EXERCISE
Each record below is to be copied word for word, with pictures removed.

⁂

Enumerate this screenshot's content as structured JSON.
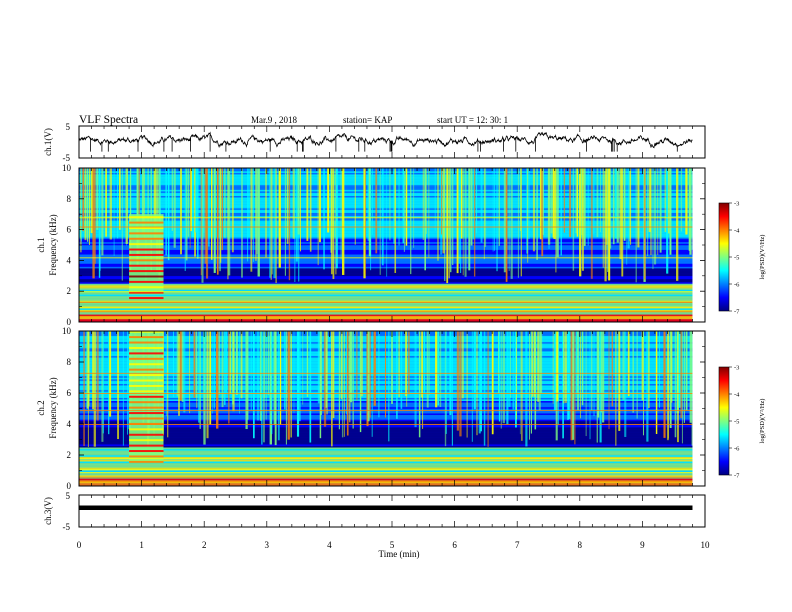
{
  "header": {
    "title": "VLF Spectra",
    "date": "Mar.9 , 2018",
    "station": "station= KAP",
    "start": "start UT = 12: 30: 1"
  },
  "colors": {
    "colormap": [
      "#000080",
      "#0000ff",
      "#0080ff",
      "#00ffff",
      "#80ff80",
      "#ffff00",
      "#ff8000",
      "#ff0000",
      "#800000"
    ],
    "waveform": "#000000"
  },
  "chart_data": [
    {
      "type": "line",
      "id": "ch1",
      "ylabel": "ch.1(V)",
      "ylim": [
        -5,
        5
      ],
      "yticks": [
        5,
        -5
      ],
      "approx_mean": 0.5,
      "approx_amplitude": 2,
      "xlim": [
        0,
        10
      ]
    },
    {
      "type": "heatmap",
      "id": "ch1_spectrogram",
      "ylabel_channel": "ch.1",
      "ylabel": "Frequency (kHz)",
      "ylim": [
        0,
        10
      ],
      "yticks": [
        0,
        2,
        4,
        6,
        8,
        10
      ],
      "xlim": [
        0,
        10
      ],
      "data_end_min": 9.8,
      "disturbance_min": [
        0.8,
        1.35
      ],
      "colorbar": {
        "label": "log(PSD)(V²/Hz)",
        "range": [
          -7,
          -3
        ],
        "ticks": [
          -3,
          -4,
          -5,
          -6,
          -7
        ]
      }
    },
    {
      "type": "heatmap",
      "id": "ch2_spectrogram",
      "ylabel_channel": "ch.2",
      "ylabel": "Frequency (kHz)",
      "ylim": [
        0,
        10
      ],
      "yticks": [
        0,
        2,
        4,
        6,
        8,
        10
      ],
      "xlim": [
        0,
        10
      ],
      "data_end_min": 9.8,
      "disturbance_min": [
        0.8,
        1.35
      ],
      "colorbar": {
        "label": "log(PSD)(V²/Hz)",
        "range": [
          -7,
          -3
        ],
        "ticks": [
          -3,
          -4,
          -5,
          -6,
          -7
        ]
      }
    },
    {
      "type": "line",
      "id": "ch3",
      "ylabel": "ch.3(V)",
      "ylim": [
        -5,
        5
      ],
      "yticks": [
        5,
        -5
      ],
      "constant_value": 1,
      "xlim": [
        0,
        10
      ],
      "xlabel": "Time (min)",
      "xticks": [
        "0",
        "1",
        "2",
        "3",
        "4",
        "5",
        "6",
        "7",
        "8",
        "9",
        "10"
      ]
    }
  ]
}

⁂

RESULT BELOW
Enumerate this screenshot's content as structured JSON.
{
  "header": {
    "title": "VLF Spectra",
    "date": "Mar.9 , 2018",
    "station": "station= KAP",
    "start": "start UT = 12: 30: 1"
  },
  "colors": {
    "colormap": [
      "#000080",
      "#0000ff",
      "#0080ff",
      "#00ffff",
      "#80ff80",
      "#ffff00",
      "#ff8000",
      "#ff0000",
      "#800000"
    ],
    "waveform": "#000000"
  },
  "chart_data": [
    {
      "type": "line",
      "id": "ch1",
      "ylabel": "ch.1(V)",
      "ylim": [
        -5,
        5
      ],
      "yticks": [
        5,
        -5
      ],
      "approx_mean": 0.5,
      "approx_amplitude": 2,
      "xlim": [
        0,
        10
      ]
    },
    {
      "type": "heatmap",
      "id": "ch1_spectrogram",
      "ylabel_channel": "ch.1",
      "ylabel": "Frequency (kHz)",
      "ylim": [
        0,
        10
      ],
      "yticks": [
        0,
        2,
        4,
        6,
        8,
        10
      ],
      "xlim": [
        0,
        10
      ],
      "data_end_min": 9.8,
      "disturbance_min": [
        0.8,
        1.35
      ],
      "colorbar": {
        "label": "log(PSD)(V²/Hz)",
        "range": [
          -7,
          -3
        ],
        "ticks": [
          -3,
          -4,
          -5,
          -6,
          -7
        ]
      }
    },
    {
      "type": "heatmap",
      "id": "ch2_spectrogram",
      "ylabel_channel": "ch.2",
      "ylabel": "Frequency (kHz)",
      "ylim": [
        0,
        10
      ],
      "yticks": [
        0,
        2,
        4,
        6,
        8,
        10
      ],
      "xlim": [
        0,
        10
      ],
      "data_end_min": 9.8,
      "disturbance_min": [
        0.8,
        1.35
      ],
      "colorbar": {
        "label": "log(PSD)(V²/Hz)",
        "range": [
          -7,
          -3
        ],
        "ticks": [
          -3,
          -4,
          -5,
          -6,
          -7
        ]
      }
    },
    {
      "type": "line",
      "id": "ch3",
      "ylabel": "ch.3(V)",
      "ylim": [
        -5,
        5
      ],
      "yticks": [
        5,
        -5
      ],
      "constant_value": 1,
      "xlim": [
        0,
        10
      ],
      "xlabel": "Time (min)",
      "xticks": [
        "0",
        "1",
        "2",
        "3",
        "4",
        "5",
        "6",
        "7",
        "8",
        "9",
        "10"
      ]
    }
  ]
}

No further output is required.